Short exercise = Across the listing below, count the lines that mention the string "this". Reply with the figure only.

Record list =
***

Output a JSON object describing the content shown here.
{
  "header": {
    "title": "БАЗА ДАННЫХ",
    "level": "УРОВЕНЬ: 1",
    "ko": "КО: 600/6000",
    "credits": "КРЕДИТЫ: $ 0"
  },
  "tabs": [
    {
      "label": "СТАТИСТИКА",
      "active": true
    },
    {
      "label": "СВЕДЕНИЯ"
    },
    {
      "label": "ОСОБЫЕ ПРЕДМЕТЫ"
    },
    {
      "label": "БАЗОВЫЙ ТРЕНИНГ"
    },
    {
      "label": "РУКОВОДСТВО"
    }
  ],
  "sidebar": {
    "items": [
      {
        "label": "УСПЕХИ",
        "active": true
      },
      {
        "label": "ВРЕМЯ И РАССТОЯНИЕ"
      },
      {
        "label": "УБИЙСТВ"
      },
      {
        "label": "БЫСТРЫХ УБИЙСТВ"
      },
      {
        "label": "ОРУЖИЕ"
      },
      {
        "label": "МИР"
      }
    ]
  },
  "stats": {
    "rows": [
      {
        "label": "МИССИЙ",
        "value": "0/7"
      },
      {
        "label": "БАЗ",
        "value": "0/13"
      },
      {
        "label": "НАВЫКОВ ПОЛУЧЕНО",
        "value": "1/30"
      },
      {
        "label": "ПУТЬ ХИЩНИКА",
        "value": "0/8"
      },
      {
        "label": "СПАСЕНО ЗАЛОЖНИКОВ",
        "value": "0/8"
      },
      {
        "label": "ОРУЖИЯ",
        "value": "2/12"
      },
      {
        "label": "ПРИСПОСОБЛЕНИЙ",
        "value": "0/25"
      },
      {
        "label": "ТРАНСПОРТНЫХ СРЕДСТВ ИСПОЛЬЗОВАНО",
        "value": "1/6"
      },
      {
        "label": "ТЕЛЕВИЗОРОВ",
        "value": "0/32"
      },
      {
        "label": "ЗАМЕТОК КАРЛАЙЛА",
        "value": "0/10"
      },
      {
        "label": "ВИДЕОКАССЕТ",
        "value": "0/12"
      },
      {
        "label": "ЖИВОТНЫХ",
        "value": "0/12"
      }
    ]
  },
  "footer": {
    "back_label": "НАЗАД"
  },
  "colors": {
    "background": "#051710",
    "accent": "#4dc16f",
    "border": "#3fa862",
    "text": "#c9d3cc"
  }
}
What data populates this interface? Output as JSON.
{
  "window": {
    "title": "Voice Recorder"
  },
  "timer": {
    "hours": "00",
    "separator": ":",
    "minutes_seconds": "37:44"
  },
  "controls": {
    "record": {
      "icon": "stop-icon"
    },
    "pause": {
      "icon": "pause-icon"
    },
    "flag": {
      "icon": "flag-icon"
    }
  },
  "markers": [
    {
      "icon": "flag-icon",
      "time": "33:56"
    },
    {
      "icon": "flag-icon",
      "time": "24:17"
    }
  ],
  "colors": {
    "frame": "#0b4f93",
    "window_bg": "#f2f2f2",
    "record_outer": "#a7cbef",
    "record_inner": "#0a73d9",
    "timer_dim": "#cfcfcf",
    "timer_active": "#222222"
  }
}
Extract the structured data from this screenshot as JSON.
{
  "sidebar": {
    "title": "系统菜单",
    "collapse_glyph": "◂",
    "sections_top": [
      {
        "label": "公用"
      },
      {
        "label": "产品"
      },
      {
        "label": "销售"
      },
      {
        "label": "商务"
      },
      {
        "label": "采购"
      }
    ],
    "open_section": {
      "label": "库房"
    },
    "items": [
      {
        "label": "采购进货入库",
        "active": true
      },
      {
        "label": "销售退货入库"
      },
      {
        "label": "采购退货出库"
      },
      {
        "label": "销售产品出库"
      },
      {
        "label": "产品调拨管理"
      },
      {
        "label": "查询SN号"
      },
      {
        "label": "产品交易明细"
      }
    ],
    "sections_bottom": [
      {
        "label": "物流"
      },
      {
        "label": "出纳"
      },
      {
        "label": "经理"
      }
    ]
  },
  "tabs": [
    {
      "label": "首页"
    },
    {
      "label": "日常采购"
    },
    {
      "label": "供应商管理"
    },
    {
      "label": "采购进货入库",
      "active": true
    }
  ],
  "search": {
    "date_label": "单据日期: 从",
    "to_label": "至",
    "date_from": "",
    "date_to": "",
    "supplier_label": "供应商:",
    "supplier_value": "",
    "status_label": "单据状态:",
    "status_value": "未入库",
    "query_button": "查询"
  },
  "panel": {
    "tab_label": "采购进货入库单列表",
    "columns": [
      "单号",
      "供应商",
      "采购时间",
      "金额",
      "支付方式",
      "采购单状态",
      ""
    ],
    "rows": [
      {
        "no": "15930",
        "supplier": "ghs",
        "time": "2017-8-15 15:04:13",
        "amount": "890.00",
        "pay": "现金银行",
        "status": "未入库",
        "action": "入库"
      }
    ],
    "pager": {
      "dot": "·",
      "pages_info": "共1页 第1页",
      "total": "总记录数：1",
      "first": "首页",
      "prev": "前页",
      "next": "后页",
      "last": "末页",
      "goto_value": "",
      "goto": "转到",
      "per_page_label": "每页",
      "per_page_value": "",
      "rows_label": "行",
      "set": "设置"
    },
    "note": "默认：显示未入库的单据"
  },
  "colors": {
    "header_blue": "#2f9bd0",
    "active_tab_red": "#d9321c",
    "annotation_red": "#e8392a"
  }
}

***

Exercise result = 2